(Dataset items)
■ ■ ■ ■ ■

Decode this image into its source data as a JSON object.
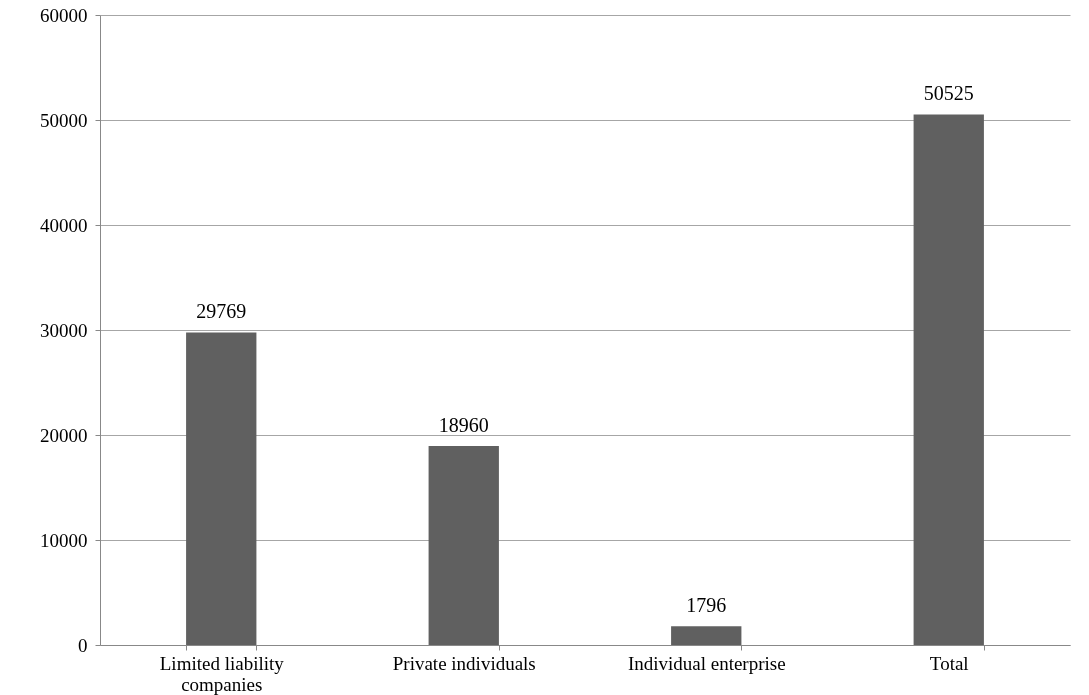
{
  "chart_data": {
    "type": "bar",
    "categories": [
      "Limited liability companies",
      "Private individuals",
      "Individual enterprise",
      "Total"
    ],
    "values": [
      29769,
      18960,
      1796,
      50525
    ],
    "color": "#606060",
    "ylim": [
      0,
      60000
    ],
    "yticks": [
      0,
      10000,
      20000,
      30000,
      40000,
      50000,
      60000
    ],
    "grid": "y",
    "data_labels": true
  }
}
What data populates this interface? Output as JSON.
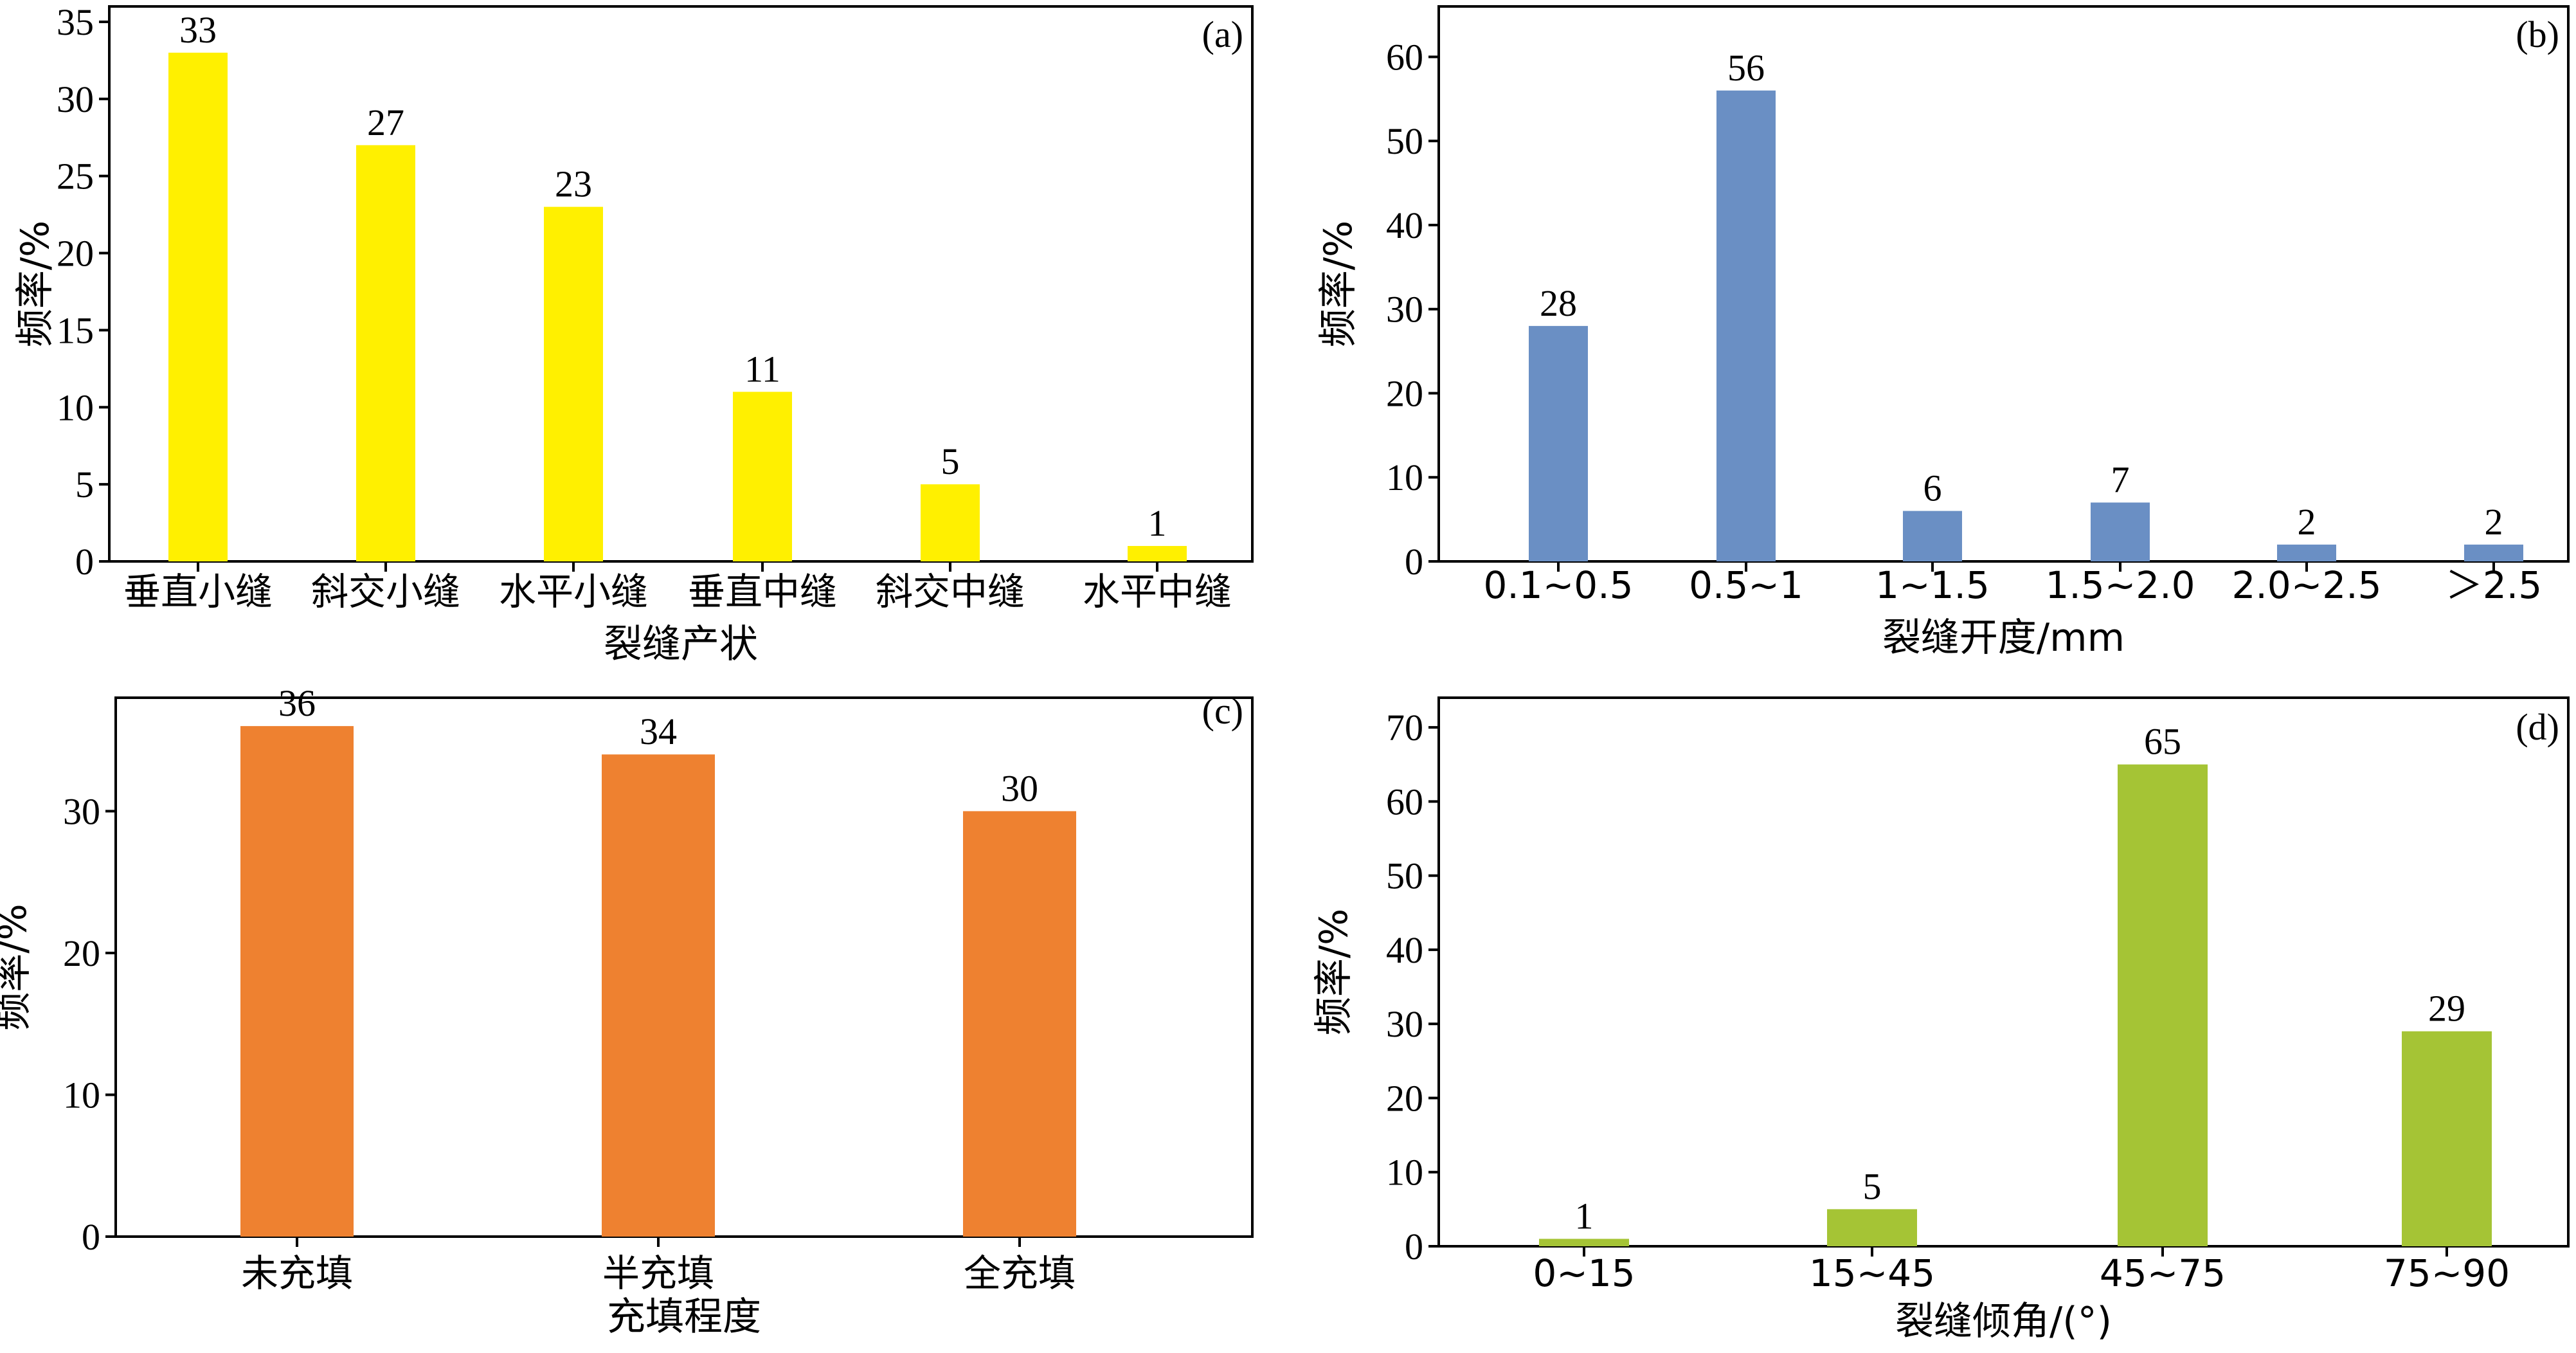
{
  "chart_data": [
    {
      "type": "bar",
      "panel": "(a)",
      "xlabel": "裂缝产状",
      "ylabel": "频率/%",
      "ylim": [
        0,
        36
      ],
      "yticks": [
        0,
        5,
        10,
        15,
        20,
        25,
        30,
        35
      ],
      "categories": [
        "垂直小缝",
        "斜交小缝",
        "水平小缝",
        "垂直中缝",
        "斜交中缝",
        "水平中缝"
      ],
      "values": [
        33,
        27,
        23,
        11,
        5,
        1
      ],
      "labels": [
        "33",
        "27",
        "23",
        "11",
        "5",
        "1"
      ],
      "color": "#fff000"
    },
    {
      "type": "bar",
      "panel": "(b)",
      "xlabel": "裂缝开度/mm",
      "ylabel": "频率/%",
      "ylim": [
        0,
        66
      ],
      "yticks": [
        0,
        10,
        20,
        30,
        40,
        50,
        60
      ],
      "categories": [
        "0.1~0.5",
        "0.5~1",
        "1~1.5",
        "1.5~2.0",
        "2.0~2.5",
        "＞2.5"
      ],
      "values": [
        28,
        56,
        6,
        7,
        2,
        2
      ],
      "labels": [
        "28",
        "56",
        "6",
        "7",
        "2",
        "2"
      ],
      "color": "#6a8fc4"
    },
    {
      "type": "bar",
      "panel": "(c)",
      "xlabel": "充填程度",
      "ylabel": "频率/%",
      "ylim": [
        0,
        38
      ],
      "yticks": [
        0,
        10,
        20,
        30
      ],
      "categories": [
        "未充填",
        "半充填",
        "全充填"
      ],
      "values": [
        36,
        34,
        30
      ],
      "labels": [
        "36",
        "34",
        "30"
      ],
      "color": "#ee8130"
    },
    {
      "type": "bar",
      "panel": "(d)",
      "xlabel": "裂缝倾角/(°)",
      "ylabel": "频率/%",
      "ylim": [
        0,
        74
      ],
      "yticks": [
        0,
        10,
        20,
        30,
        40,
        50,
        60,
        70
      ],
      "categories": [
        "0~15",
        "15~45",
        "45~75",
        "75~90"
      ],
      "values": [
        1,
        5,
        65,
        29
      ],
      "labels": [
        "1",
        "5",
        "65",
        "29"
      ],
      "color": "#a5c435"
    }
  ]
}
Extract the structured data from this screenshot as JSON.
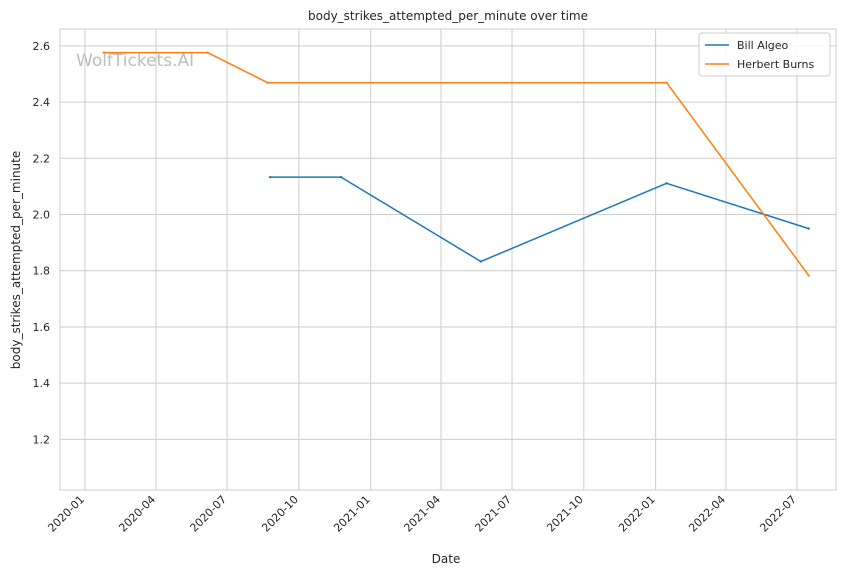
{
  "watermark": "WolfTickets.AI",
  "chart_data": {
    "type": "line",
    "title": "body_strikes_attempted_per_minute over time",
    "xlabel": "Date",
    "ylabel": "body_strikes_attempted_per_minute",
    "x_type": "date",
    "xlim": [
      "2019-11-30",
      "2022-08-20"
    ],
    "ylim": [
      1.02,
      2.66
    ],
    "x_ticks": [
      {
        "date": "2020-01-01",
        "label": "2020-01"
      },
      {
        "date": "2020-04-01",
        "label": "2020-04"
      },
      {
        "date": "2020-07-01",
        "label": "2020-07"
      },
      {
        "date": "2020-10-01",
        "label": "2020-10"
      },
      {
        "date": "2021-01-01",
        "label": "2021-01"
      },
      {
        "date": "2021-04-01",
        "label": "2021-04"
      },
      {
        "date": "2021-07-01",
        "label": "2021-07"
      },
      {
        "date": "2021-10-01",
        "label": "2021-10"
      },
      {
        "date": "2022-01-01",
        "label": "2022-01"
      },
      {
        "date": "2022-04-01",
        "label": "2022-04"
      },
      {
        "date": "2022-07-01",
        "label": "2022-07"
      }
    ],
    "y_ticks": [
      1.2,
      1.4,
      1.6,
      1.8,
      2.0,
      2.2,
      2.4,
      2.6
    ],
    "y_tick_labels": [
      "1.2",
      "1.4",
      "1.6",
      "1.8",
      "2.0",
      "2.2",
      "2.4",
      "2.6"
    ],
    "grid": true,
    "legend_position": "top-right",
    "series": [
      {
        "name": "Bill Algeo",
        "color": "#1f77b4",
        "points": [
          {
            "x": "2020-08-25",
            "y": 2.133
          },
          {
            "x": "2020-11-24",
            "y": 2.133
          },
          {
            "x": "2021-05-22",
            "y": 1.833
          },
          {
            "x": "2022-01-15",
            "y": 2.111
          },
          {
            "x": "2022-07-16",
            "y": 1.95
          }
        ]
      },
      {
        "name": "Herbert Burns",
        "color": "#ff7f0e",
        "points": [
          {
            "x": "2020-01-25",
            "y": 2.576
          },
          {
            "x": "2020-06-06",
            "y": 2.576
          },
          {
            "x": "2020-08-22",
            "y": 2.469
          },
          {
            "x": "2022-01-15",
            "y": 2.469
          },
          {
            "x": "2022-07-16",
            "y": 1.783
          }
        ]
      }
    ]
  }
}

■ ■ ■ ■ ■

Print every entry above again without changing a word, and omit the pictures.

Decode this image into its source data as a JSON object.
{
  "chart_data": {
    "type": "bar",
    "categories": [
      "Limited liability companies",
      "Private individuals",
      "Individual enterprise",
      "Total"
    ],
    "values": [
      29769,
      18960,
      1796,
      50525
    ],
    "color": "#606060",
    "ylim": [
      0,
      60000
    ],
    "yticks": [
      0,
      10000,
      20000,
      30000,
      40000,
      50000,
      60000
    ],
    "grid": "y",
    "data_labels": true
  }
}
What data populates this interface? Output as JSON.
{
  "chart_data": [
    {
      "type": "bar",
      "panel": "(a)",
      "xlabel": "裂缝产状",
      "ylabel": "频率/%",
      "ylim": [
        0,
        36
      ],
      "yticks": [
        0,
        5,
        10,
        15,
        20,
        25,
        30,
        35
      ],
      "categories": [
        "垂直小缝",
        "斜交小缝",
        "水平小缝",
        "垂直中缝",
        "斜交中缝",
        "水平中缝"
      ],
      "values": [
        33,
        27,
        23,
        11,
        5,
        1
      ],
      "labels": [
        "33",
        "27",
        "23",
        "11",
        "5",
        "1"
      ],
      "color": "#fff000"
    },
    {
      "type": "bar",
      "panel": "(b)",
      "xlabel": "裂缝开度/mm",
      "ylabel": "频率/%",
      "ylim": [
        0,
        66
      ],
      "yticks": [
        0,
        10,
        20,
        30,
        40,
        50,
        60
      ],
      "categories": [
        "0.1~0.5",
        "0.5~1",
        "1~1.5",
        "1.5~2.0",
        "2.0~2.5",
        "＞2.5"
      ],
      "values": [
        28,
        56,
        6,
        7,
        2,
        2
      ],
      "labels": [
        "28",
        "56",
        "6",
        "7",
        "2",
        "2"
      ],
      "color": "#6a8fc4"
    },
    {
      "type": "bar",
      "panel": "(c)",
      "xlabel": "充填程度",
      "ylabel": "频率/%",
      "ylim": [
        0,
        38
      ],
      "yticks": [
        0,
        10,
        20,
        30
      ],
      "categories": [
        "未充填",
        "半充填",
        "全充填"
      ],
      "values": [
        36,
        34,
        30
      ],
      "labels": [
        "36",
        "34",
        "30"
      ],
      "color": "#ee8130"
    },
    {
      "type": "bar",
      "panel": "(d)",
      "xlabel": "裂缝倾角/(°)",
      "ylabel": "频率/%",
      "ylim": [
        0,
        74
      ],
      "yticks": [
        0,
        10,
        20,
        30,
        40,
        50,
        60,
        70
      ],
      "categories": [
        "0~15",
        "15~45",
        "45~75",
        "75~90"
      ],
      "values": [
        1,
        5,
        65,
        29
      ],
      "labels": [
        "1",
        "5",
        "65",
        "29"
      ],
      "color": "#a5c435"
    }
  ]
}
Extract the structured data from this screenshot as JSON.
{
  "watermark": "WolfTickets.AI",
  "chart_data": {
    "type": "line",
    "title": "body_strikes_attempted_per_minute over time",
    "xlabel": "Date",
    "ylabel": "body_strikes_attempted_per_minute",
    "x_type": "date",
    "xlim": [
      "2019-11-30",
      "2022-08-20"
    ],
    "ylim": [
      1.02,
      2.66
    ],
    "x_ticks": [
      {
        "date": "2020-01-01",
        "label": "2020-01"
      },
      {
        "date": "2020-04-01",
        "label": "2020-04"
      },
      {
        "date": "2020-07-01",
        "label": "2020-07"
      },
      {
        "date": "2020-10-01",
        "label": "2020-10"
      },
      {
        "date": "2021-01-01",
        "label": "2021-01"
      },
      {
        "date": "2021-04-01",
        "label": "2021-04"
      },
      {
        "date": "2021-07-01",
        "label": "2021-07"
      },
      {
        "date": "2021-10-01",
        "label": "2021-10"
      },
      {
        "date": "2022-01-01",
        "label": "2022-01"
      },
      {
        "date": "2022-04-01",
        "label": "2022-04"
      },
      {
        "date": "2022-07-01",
        "label": "2022-07"
      }
    ],
    "y_ticks": [
      1.2,
      1.4,
      1.6,
      1.8,
      2.0,
      2.2,
      2.4,
      2.6
    ],
    "y_tick_labels": [
      "1.2",
      "1.4",
      "1.6",
      "1.8",
      "2.0",
      "2.2",
      "2.4",
      "2.6"
    ],
    "grid": true,
    "legend_position": "top-right",
    "series": [
      {
        "name": "Bill Algeo",
        "color": "#1f77b4",
        "points": [
          {
            "x": "2020-08-25",
            "y": 2.133
          },
          {
            "x": "2020-11-24",
            "y": 2.133
          },
          {
            "x": "2021-05-22",
            "y": 1.833
          },
          {
            "x": "2022-01-15",
            "y": 2.111
          },
          {
            "x": "2022-07-16",
            "y": 1.95
          }
        ]
      },
      {
        "name": "Herbert Burns",
        "color": "#ff7f0e",
        "points": [
          {
            "x": "2020-01-25",
            "y": 2.576
          },
          {
            "x": "2020-06-06",
            "y": 2.576
          },
          {
            "x": "2020-08-22",
            "y": 2.469
          },
          {
            "x": "2022-01-15",
            "y": 2.469
          },
          {
            "x": "2022-07-16",
            "y": 1.783
          }
        ]
      }
    ]
  }
}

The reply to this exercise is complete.